→ **Material provided**:
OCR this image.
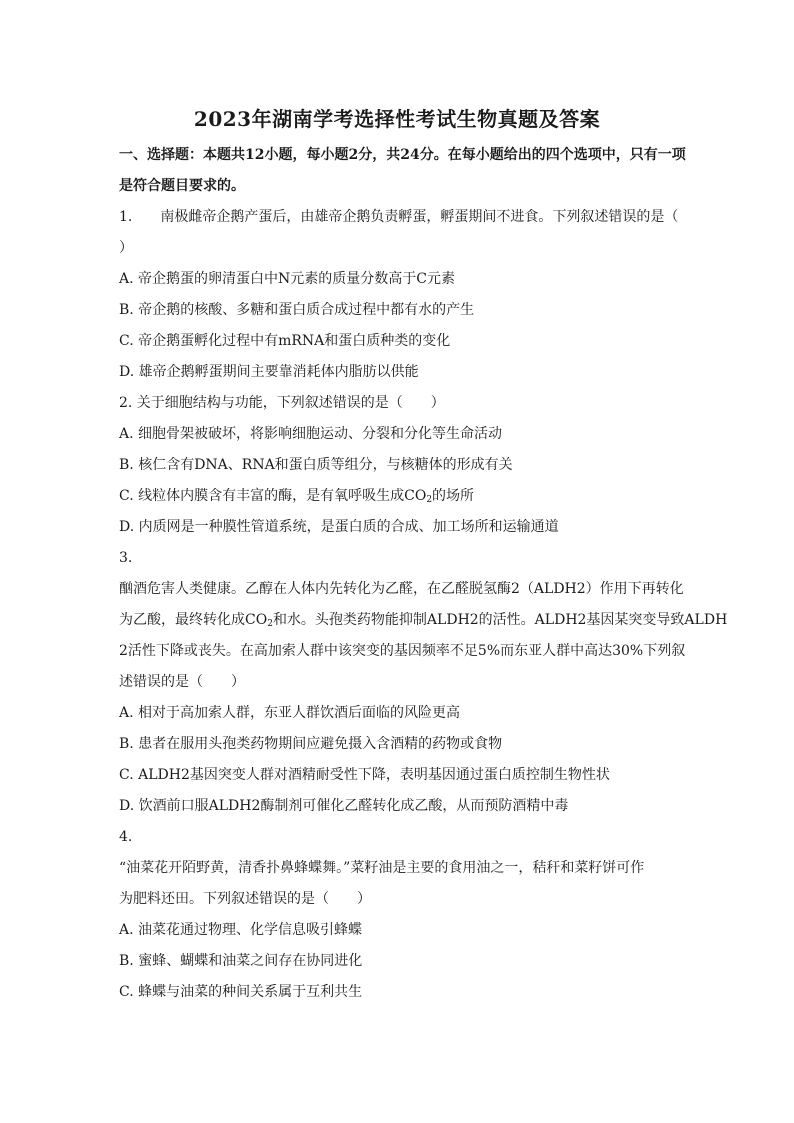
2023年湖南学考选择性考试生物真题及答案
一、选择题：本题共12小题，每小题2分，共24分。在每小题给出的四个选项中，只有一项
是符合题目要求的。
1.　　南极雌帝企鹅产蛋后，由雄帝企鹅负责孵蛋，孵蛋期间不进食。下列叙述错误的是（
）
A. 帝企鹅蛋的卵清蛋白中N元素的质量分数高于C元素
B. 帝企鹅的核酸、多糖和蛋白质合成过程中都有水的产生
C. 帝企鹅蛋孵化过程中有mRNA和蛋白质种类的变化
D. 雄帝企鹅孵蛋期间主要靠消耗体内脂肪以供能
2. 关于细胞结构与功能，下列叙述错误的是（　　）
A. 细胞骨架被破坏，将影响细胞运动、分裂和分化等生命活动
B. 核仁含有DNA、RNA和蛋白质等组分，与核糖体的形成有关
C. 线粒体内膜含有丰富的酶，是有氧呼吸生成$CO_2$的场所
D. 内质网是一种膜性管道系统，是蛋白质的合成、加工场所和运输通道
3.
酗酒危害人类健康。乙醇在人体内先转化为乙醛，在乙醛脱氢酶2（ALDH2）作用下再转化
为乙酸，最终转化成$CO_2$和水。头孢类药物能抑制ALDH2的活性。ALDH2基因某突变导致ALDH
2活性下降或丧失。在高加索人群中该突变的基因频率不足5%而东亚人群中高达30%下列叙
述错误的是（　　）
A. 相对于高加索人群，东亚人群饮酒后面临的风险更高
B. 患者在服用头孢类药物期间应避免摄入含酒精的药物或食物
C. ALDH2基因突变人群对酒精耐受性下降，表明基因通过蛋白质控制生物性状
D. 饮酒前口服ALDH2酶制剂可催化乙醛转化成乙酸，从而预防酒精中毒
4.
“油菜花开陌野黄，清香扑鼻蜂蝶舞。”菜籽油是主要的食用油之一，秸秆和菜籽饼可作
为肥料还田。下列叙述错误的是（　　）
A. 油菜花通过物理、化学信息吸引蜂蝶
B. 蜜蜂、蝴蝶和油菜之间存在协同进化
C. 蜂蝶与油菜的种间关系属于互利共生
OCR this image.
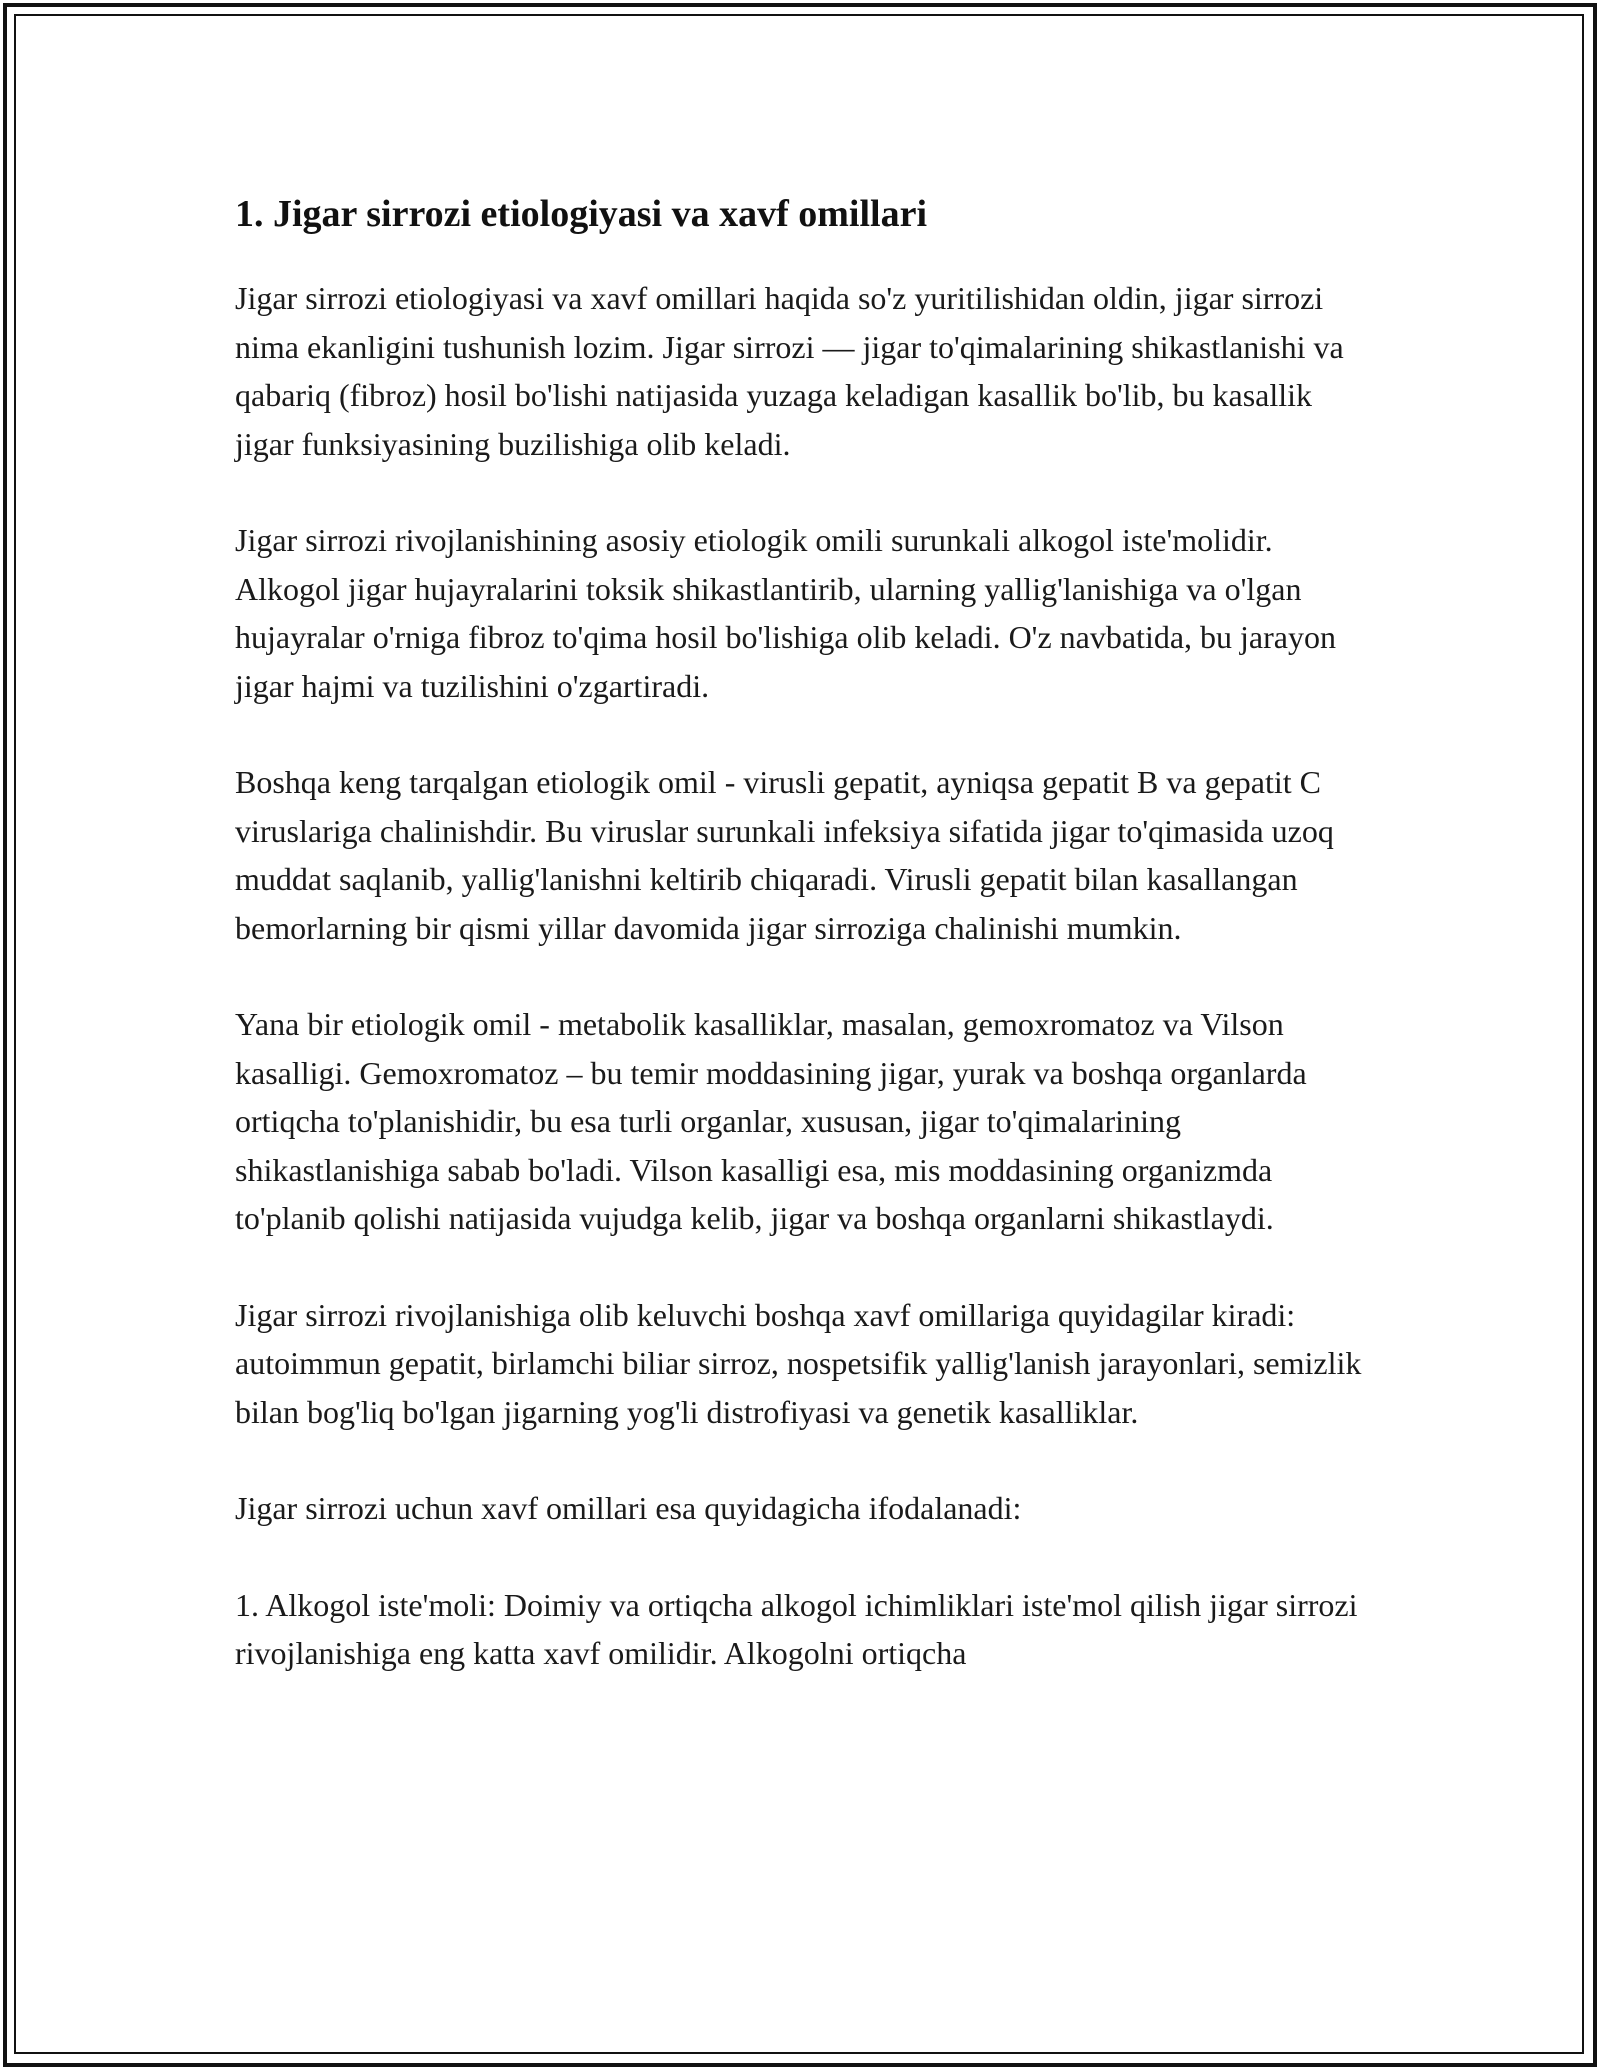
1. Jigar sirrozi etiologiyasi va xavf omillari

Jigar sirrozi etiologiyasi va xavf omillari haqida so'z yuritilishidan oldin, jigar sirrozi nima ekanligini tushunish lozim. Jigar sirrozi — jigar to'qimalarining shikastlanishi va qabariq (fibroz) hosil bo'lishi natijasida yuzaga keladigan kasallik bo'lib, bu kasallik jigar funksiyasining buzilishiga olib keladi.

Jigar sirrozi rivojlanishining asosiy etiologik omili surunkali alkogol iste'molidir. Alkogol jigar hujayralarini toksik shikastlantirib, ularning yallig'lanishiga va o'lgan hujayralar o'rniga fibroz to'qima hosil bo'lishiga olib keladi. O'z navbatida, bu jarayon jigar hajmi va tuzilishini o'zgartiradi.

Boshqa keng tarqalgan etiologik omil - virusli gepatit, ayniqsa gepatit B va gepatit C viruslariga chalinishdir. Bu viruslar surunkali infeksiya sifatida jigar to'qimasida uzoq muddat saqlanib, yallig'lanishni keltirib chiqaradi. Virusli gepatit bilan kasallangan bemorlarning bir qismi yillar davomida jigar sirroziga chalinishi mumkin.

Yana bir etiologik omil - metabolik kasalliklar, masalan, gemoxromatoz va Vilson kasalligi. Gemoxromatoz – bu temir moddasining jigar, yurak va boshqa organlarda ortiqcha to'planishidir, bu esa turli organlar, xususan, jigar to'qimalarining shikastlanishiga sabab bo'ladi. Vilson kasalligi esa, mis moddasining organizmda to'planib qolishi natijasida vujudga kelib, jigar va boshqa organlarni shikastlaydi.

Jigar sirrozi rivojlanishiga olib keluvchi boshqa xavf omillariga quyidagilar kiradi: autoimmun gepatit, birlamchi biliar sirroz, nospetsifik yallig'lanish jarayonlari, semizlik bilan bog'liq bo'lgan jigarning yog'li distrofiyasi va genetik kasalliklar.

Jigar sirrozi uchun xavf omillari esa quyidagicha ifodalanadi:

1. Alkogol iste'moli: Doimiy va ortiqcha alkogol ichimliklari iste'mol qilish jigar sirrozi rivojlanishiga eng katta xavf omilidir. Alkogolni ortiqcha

→ **Required action**: All of the material above should be output exactly, with the pictures left behind.

→ **Solution to the exercise**:
OCR this image.
2023年湖南学考选择性考试生物真题及答案
一、选择题：本题共12小题，每小题2分，共24分。在每小题给出的四个选项中，只有一项
是符合题目要求的。
1.　　南极雌帝企鹅产蛋后，由雄帝企鹅负责孵蛋，孵蛋期间不进食。下列叙述错误的是（
）
A. 帝企鹅蛋的卵清蛋白中N元素的质量分数高于C元素
B. 帝企鹅的核酸、多糖和蛋白质合成过程中都有水的产生
C. 帝企鹅蛋孵化过程中有mRNA和蛋白质种类的变化
D. 雄帝企鹅孵蛋期间主要靠消耗体内脂肪以供能
2. 关于细胞结构与功能，下列叙述错误的是（　　）
A. 细胞骨架被破坏，将影响细胞运动、分裂和分化等生命活动
B. 核仁含有DNA、RNA和蛋白质等组分，与核糖体的形成有关
C. 线粒体内膜含有丰富的酶，是有氧呼吸生成$CO_2$的场所
D. 内质网是一种膜性管道系统，是蛋白质的合成、加工场所和运输通道
3.
酗酒危害人类健康。乙醇在人体内先转化为乙醛，在乙醛脱氢酶2（ALDH2）作用下再转化
为乙酸，最终转化成$CO_2$和水。头孢类药物能抑制ALDH2的活性。ALDH2基因某突变导致ALDH
2活性下降或丧失。在高加索人群中该突变的基因频率不足5%而东亚人群中高达30%下列叙
述错误的是（　　）
A. 相对于高加索人群，东亚人群饮酒后面临的风险更高
B. 患者在服用头孢类药物期间应避免摄入含酒精的药物或食物
C. ALDH2基因突变人群对酒精耐受性下降，表明基因通过蛋白质控制生物性状
D. 饮酒前口服ALDH2酶制剂可催化乙醛转化成乙酸，从而预防酒精中毒
4.
“油菜花开陌野黄，清香扑鼻蜂蝶舞。”菜籽油是主要的食用油之一，秸秆和菜籽饼可作
为肥料还田。下列叙述错误的是（　　）
A. 油菜花通过物理、化学信息吸引蜂蝶
B. 蜜蜂、蝴蝶和油菜之间存在协同进化
C. 蜂蝶与油菜的种间关系属于互利共生
OCR this image.
1. Jigar sirrozi etiologiyasi va xavf omillari

Jigar sirrozi etiologiyasi va xavf omillari haqida so'z yuritilishidan oldin, jigar sirrozi nima ekanligini tushunish lozim. Jigar sirrozi — jigar to'qimalarining shikastlanishi va qabariq (fibroz) hosil bo'lishi natijasida yuzaga keladigan kasallik bo'lib, bu kasallik jigar funksiyasining buzilishiga olib keladi.

Jigar sirrozi rivojlanishining asosiy etiologik omili surunkali alkogol iste'molidir. Alkogol jigar hujayralarini toksik shikastlantirib, ularning yallig'lanishiga va o'lgan hujayralar o'rniga fibroz to'qima hosil bo'lishiga olib keladi. O'z navbatida, bu jarayon jigar hajmi va tuzilishini o'zgartiradi.

Boshqa keng tarqalgan etiologik omil - virusli gepatit, ayniqsa gepatit B va gepatit C viruslariga chalinishdir. Bu viruslar surunkali infeksiya sifatida jigar to'qimasida uzoq muddat saqlanib, yallig'lanishni keltirib chiqaradi. Virusli gepatit bilan kasallangan bemorlarning bir qismi yillar davomida jigar sirroziga chalinishi mumkin.

Yana bir etiologik omil - metabolik kasalliklar, masalan, gemoxromatoz va Vilson kasalligi. Gemoxromatoz – bu temir moddasining jigar, yurak va boshqa organlarda ortiqcha to'planishidir, bu esa turli organlar, xususan, jigar to'qimalarining shikastlanishiga sabab bo'ladi. Vilson kasalligi esa, mis moddasining organizmda to'planib qolishi natijasida vujudga kelib, jigar va boshqa organlarni shikastlaydi.

Jigar sirrozi rivojlanishiga olib keluvchi boshqa xavf omillariga quyidagilar kiradi: autoimmun gepatit, birlamchi biliar sirroz, nospetsifik yallig'lanish jarayonlari, semizlik bilan bog'liq bo'lgan jigarning yog'li distrofiyasi va genetik kasalliklar.

Jigar sirrozi uchun xavf omillari esa quyidagicha ifodalanadi:

1. Alkogol iste'moli: Doimiy va ortiqcha alkogol ichimliklari iste'mol qilish jigar sirrozi rivojlanishiga eng katta xavf omilidir. Alkogolni ortiqcha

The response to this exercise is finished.